**Metin**:
--------------------------------------------------

Bu hatalara uyardık diye hatayı itiraftan kibirlenen tekfirciler, iftira atarak kafalarını kuma gömmüş, deve kuşu aklıyla güya hedef saptırarak, bizim hakkımızda “Tagutların savunuculuğunu yapıyor, imamlara ise hakaret ediyor” iftirasını atmışlardır.
Forum sayfalarında “Dinde bağlayıcılık bakımından delili olmadığı sürece İmam Ahmed’in sözü ile kafir Coni’nin sözü arasında fark yoktur” dediğimi işiten tekfircilerin, bu hakikat karşısında ne kadar ezildikleri, çırpındıkça batışlarından belli olmaktadır. Lakin acı olan tarafı, hak karşısında tevazu gösterip, bu gerçeği itiraf etmek yerine, bu sözün İmam Ahmed’e hakaret olduğu ithamını yaparak, sırtlarının yere geldiği minderden kaçmalarıdır.
Elbette bu bir hakaret değil, İmam Ahmed’i ve diğer imamları rab edinmiş kimselere acı gerçeği açıklamak ve imamlara hakkı olan mertebeyi vermektir. Bu sözden İmam Ahmed’in zatı ile kafir Coni arasında fark görmediğimiz gibi bir mana çıkaran ise hakkın üzerini örtmekte ısrar eden inatçı bir mütekebbirdir. Onların ima ettikleri manadan Allah’a sığınırız!

--------------------------------------------------

**Veri satırları**:
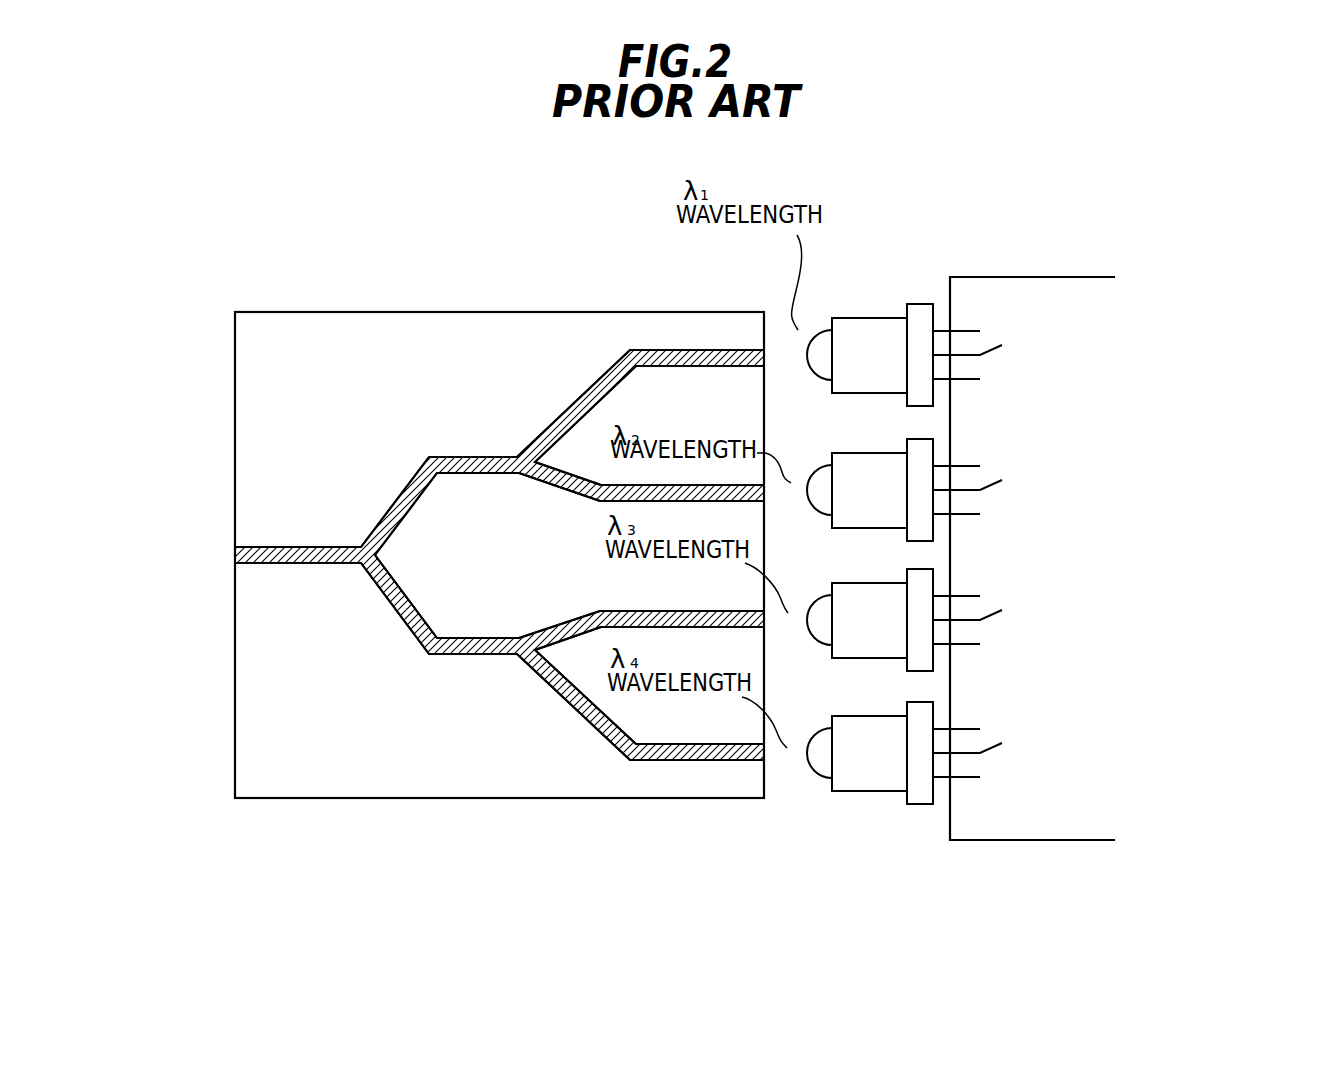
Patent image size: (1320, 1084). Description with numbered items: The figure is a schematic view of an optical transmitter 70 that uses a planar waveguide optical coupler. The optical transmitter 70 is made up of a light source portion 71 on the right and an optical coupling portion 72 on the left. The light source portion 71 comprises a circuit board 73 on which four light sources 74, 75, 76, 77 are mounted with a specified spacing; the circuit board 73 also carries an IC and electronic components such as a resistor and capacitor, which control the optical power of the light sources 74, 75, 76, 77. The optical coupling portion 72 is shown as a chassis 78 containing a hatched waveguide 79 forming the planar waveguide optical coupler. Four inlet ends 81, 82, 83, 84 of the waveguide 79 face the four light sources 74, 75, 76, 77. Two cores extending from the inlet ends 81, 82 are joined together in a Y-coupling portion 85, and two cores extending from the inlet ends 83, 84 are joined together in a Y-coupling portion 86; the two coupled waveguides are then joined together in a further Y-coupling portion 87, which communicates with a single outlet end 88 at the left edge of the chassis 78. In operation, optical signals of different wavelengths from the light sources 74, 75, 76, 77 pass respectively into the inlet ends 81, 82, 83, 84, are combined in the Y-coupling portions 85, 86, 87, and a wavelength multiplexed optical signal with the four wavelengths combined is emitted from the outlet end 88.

The optical transmitter 70 is at (1080, 266).
The light source portion 71 is at (1080, 840).
The optical coupling portion 72 is at (611, 803).
The circuit board 73 is at (982, 815).
The light source 74 is at (876, 333).
The light source 75 is at (882, 462).
The light source 76 is at (881, 592).
The light source 77 is at (876, 730).
The chassis 78 is at (437, 332).
The waveguide 79 is at (667, 342).
The inlet end 81 is at (765, 358).
The inlet end 82 is at (765, 495).
The inlet end 83 is at (765, 622).
The inlet end 84 is at (765, 756).
The Y-coupling portion 85 is at (509, 457).
The Y-coupling portion 86 is at (507, 655).
The Y-coupling portion 87 is at (377, 555).
The outlet end 88 is at (235, 552).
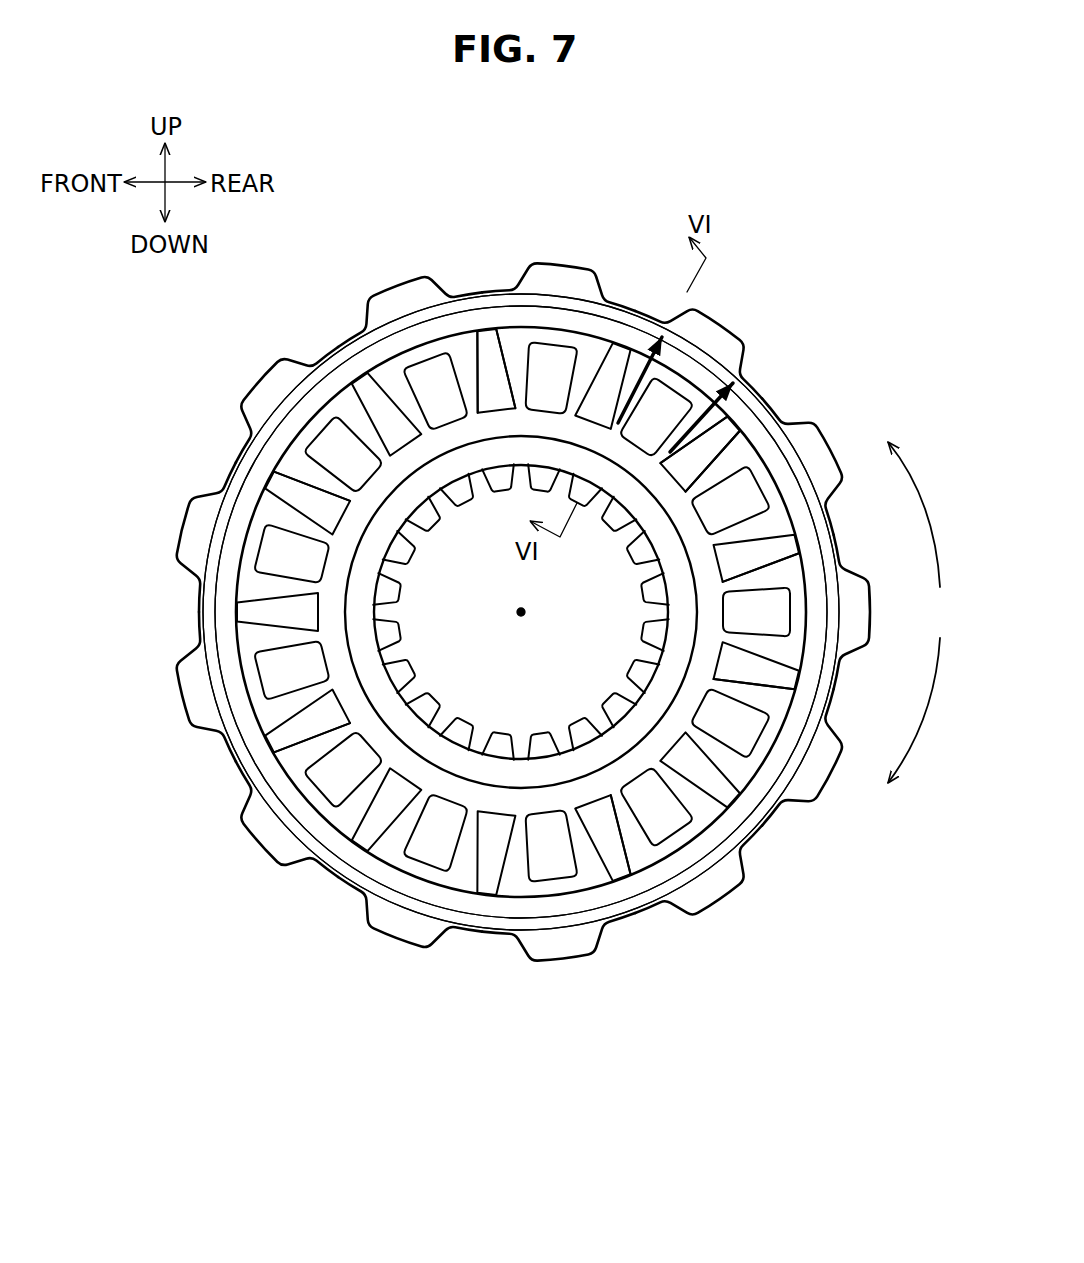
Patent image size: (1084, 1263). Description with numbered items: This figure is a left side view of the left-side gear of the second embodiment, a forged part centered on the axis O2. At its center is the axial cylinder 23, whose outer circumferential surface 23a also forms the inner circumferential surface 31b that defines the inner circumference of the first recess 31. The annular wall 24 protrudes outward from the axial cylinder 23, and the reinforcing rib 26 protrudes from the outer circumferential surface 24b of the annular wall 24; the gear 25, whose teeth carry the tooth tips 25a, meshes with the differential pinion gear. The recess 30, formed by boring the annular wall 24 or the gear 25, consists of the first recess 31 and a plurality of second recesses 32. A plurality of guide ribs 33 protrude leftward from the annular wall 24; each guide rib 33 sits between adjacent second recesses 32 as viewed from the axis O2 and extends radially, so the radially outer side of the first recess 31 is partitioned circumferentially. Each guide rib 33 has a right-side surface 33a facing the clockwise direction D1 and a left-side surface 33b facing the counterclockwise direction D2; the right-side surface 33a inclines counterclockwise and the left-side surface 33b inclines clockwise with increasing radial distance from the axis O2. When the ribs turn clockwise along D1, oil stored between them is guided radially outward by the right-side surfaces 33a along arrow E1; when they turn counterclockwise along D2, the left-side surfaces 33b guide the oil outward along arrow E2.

The axial cylinder 23 is at (402, 565).
The outer circumferential surface of the axial cylinder 23a is at (697, 803).
The annular wall 24 is at (345, 860).
The outer circumferential surface of the annular wall 24b is at (521, 612).
The gear 25 is at (385, 958).
The tooth tip 25a is at (572, 266).
The reinforcing rib 26 is at (245, 470).
The recess 30 is at (521, 612).
The first recess 31 is at (745, 880).
The inner circumferential surface of the first recess 31b is at (712, 461).
The second recess 32 is at (432, 383).
The guide rib 33 is at (493, 410).
The right-side surface 33a is at (512, 350).
The left-side surface 33b is at (478, 345).
The axis O2 is at (525, 614).
The arrow E1 is at (660, 325).
The arrow E2 is at (745, 380).
The arrow D1 is at (926, 710).
The arrow D2 is at (926, 514).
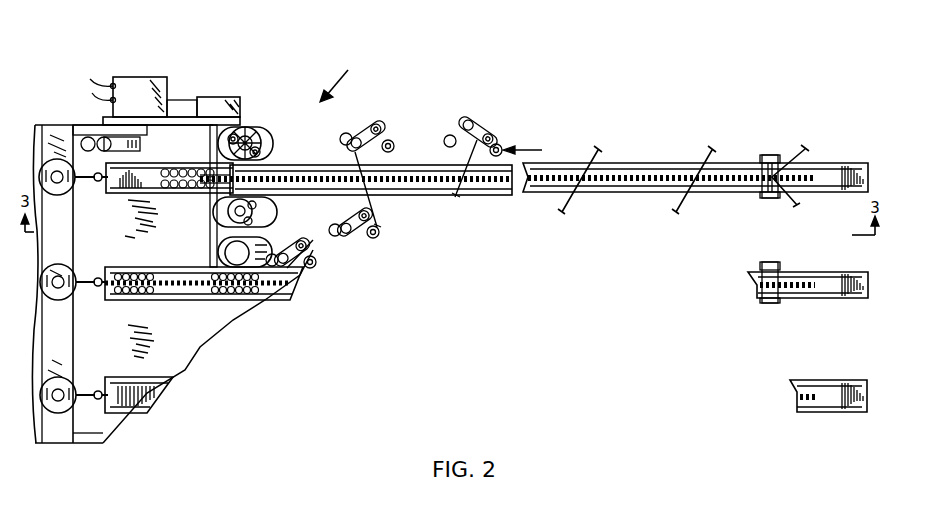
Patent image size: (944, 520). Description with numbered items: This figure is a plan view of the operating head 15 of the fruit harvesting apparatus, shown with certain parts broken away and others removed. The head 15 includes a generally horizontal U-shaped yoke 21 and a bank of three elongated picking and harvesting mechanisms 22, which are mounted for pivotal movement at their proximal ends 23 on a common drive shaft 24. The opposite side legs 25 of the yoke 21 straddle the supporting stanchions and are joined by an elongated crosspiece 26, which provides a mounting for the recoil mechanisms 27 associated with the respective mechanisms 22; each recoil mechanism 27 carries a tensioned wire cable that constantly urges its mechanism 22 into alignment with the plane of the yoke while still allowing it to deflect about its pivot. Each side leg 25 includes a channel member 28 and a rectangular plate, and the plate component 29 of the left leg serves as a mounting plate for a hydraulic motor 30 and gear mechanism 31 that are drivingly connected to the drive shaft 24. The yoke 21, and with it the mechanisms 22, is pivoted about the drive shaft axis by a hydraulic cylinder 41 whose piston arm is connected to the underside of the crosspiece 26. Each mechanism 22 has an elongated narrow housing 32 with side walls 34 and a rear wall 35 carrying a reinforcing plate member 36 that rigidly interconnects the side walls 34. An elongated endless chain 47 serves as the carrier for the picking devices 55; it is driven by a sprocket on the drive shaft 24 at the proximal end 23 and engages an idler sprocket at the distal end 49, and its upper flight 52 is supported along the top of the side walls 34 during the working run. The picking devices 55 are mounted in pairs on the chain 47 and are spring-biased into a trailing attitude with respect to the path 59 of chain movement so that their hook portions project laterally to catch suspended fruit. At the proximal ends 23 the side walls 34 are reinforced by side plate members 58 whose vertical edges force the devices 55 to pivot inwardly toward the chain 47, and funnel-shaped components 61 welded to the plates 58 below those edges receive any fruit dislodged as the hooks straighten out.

The operating head 15 is at (341, 77).
The yoke 21 is at (51, 125).
The picking and harvesting mechanism 22 is at (554, 192).
The proximal end 23 is at (170, 205).
The drive shaft 24 is at (210, 242).
The side leg 25 is at (80, 121).
The crosspiece 26 is at (78, 338).
The recoil mechanism 27 is at (68, 193).
The channel member 28 is at (147, 131).
The plate component 29 is at (214, 103).
The hydraulic motor 30 is at (142, 77).
The gear mechanism 31 is at (208, 97).
The housing 32 is at (810, 272).
The side wall 34 is at (636, 163).
The rear wall 35 is at (112, 300).
The reinforcing plate member 36 is at (101, 182).
The hydraulic cylinder 41 is at (140, 148).
The endless chain 47 is at (295, 165).
The distal end 49 is at (833, 163).
The upper flight 52 is at (440, 195).
The picking device 55 is at (460, 124).
The side plate member 58 is at (164, 193).
The path of movement 59 is at (536, 149).
The funnel-shaped component 61 is at (268, 138).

--------------------------------------------------

Metinde "Bu hatalara uyardık" sözlerinin geçtiği yerden başlayan ve "geldiği minderden kaçmalarıdır." sözlerinden sonra biten bölümü hiç değiştirmeden yazdırın.

**Çözüm**:
Bu hatalara uyardık diye hatayı itiraftan kibirlenen tekfirciler, iftira atarak kafalarını kuma gömmüş, deve kuşu aklıyla güya hedef saptırarak, bizim hakkımızda “Tagutların savunuculuğunu yapıyor, imamlara ise hakaret ediyor” iftirasını atmışlardır.
Forum sayfalarında “Dinde bağlayıcılık bakımından delili olmadığı sürece İmam Ahmed’in sözü ile kafir Coni’nin sözü arasında fark yoktur” dediğimi işiten tekfircilerin, bu hakikat karşısında ne kadar ezildikleri, çırpındıkça batışlarından belli olmaktadır. Lakin acı olan tarafı, hak karşısında tevazu gösterip, bu gerçeği itiraf etmek yerine, bu sözün İmam Ahmed’e hakaret olduğu ithamını yaparak, sırtlarının yere geldiği minderden kaçmalarıdır.